> **The problem**: Where a line of the listing below includes the word "network", reproduce that line.

> **Data entries**:
::::

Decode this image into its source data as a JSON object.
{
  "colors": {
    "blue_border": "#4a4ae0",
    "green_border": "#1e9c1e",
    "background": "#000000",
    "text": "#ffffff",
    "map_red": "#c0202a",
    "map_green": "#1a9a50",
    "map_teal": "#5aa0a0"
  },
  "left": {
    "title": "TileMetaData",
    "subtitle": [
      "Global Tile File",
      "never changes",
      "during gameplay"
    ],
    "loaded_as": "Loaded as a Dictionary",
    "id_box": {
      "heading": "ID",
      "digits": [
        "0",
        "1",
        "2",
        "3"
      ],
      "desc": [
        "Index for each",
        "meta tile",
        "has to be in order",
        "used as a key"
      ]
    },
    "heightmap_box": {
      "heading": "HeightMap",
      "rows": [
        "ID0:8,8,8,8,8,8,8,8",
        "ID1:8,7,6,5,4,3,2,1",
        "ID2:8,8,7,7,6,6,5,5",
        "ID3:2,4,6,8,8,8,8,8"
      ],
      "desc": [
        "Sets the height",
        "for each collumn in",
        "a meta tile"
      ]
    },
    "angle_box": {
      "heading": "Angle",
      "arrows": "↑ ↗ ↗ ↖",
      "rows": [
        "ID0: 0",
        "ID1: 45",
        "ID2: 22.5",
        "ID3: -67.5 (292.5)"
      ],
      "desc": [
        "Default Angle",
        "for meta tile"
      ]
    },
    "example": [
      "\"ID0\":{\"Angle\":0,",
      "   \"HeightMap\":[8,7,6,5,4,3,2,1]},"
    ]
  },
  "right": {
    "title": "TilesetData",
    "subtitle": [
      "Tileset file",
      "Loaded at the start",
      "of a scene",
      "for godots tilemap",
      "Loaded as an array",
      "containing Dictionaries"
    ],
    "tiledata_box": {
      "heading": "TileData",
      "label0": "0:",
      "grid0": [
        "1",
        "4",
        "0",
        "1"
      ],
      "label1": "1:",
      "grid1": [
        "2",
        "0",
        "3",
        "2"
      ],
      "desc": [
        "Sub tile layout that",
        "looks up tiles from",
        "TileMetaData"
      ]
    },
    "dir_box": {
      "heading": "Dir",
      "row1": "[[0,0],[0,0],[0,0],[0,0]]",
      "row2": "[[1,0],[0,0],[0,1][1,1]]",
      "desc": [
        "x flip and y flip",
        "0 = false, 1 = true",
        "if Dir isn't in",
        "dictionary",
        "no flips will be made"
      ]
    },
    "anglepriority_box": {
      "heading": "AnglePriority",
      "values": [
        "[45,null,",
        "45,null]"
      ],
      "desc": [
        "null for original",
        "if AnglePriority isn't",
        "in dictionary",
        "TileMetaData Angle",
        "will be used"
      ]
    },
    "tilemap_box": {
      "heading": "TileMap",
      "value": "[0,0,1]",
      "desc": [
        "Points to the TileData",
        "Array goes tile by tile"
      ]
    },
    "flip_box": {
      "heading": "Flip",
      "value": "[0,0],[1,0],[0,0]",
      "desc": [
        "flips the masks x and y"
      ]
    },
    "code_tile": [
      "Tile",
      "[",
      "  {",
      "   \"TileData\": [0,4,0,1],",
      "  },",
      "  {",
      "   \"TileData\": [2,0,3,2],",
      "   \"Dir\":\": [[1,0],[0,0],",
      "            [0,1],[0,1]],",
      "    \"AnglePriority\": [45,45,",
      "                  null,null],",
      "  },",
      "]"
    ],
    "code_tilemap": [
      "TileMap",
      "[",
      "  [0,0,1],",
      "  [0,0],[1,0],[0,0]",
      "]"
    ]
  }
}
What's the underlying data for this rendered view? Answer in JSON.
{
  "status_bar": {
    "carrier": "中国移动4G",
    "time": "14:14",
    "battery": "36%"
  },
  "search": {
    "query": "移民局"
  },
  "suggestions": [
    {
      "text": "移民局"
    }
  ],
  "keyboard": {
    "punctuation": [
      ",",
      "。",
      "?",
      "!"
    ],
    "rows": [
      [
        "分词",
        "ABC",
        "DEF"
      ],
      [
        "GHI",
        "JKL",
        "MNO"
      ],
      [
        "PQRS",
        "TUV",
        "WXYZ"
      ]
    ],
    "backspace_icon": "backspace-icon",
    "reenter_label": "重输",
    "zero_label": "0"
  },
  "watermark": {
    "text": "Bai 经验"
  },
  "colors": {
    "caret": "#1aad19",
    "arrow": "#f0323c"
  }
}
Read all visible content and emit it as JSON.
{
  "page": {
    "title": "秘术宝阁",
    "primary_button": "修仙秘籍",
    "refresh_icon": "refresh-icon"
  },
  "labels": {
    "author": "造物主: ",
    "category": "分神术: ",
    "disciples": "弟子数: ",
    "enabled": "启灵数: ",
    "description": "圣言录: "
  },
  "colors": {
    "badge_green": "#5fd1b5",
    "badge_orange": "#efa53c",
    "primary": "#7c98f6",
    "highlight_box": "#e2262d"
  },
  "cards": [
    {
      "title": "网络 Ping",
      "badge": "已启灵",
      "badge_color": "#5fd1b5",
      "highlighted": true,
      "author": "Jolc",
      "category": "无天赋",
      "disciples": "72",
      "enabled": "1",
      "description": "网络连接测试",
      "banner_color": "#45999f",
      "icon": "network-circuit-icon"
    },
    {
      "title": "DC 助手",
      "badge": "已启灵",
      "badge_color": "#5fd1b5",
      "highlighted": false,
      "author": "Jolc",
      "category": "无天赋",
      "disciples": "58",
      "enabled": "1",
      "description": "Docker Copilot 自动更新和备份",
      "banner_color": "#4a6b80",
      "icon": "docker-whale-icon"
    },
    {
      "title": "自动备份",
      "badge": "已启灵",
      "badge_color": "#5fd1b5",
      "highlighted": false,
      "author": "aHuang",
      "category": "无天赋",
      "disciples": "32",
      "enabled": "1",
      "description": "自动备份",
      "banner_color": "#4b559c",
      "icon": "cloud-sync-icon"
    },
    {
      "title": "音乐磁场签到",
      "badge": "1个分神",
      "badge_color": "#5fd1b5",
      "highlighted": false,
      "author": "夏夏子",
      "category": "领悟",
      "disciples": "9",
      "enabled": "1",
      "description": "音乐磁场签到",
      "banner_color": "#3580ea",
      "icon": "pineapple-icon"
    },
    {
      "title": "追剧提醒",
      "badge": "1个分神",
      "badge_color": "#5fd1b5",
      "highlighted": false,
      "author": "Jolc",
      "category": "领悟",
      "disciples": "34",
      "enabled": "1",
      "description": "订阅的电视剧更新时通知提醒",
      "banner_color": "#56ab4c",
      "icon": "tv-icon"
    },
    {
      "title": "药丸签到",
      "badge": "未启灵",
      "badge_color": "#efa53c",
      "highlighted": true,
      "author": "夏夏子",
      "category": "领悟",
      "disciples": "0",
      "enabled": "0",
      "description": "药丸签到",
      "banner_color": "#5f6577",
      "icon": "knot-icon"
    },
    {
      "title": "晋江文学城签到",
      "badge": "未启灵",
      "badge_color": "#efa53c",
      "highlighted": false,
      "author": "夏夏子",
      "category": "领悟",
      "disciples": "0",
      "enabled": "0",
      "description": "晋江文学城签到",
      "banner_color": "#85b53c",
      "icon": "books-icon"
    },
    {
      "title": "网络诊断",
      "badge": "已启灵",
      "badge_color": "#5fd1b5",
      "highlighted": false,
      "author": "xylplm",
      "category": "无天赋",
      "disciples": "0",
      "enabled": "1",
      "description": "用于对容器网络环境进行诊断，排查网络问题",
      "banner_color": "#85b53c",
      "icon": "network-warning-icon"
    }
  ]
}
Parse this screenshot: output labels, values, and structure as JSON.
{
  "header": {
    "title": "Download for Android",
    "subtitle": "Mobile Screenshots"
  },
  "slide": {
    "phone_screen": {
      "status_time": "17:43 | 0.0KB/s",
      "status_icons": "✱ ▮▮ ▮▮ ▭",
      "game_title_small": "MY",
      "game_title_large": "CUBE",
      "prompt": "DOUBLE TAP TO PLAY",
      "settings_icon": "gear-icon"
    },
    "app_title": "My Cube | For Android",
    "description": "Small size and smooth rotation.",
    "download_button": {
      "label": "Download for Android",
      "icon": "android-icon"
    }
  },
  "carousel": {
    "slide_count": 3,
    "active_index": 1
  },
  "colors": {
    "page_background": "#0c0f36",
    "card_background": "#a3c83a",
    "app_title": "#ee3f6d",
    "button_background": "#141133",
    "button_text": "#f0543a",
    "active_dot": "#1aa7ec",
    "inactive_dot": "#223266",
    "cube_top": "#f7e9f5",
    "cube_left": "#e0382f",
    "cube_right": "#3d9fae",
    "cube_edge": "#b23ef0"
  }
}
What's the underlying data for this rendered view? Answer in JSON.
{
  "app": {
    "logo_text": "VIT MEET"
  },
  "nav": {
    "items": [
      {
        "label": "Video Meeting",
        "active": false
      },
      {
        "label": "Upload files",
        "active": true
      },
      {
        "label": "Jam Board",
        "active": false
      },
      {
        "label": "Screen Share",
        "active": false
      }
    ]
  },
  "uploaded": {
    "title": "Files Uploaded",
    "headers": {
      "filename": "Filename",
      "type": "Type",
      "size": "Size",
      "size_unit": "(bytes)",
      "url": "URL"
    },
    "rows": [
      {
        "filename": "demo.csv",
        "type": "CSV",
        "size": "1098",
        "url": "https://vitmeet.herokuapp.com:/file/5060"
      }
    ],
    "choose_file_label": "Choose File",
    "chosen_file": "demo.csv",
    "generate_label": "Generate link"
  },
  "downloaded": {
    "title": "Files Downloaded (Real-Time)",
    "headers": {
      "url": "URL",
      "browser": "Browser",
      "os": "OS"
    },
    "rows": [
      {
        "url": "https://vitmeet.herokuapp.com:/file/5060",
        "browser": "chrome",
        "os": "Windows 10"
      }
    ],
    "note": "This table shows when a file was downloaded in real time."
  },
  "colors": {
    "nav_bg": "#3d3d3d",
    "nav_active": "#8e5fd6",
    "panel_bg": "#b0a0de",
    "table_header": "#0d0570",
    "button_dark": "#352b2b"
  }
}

::::

> **Task output**:
      "icon": "network-circuit-icon"
      "icon": "network-warning-icon"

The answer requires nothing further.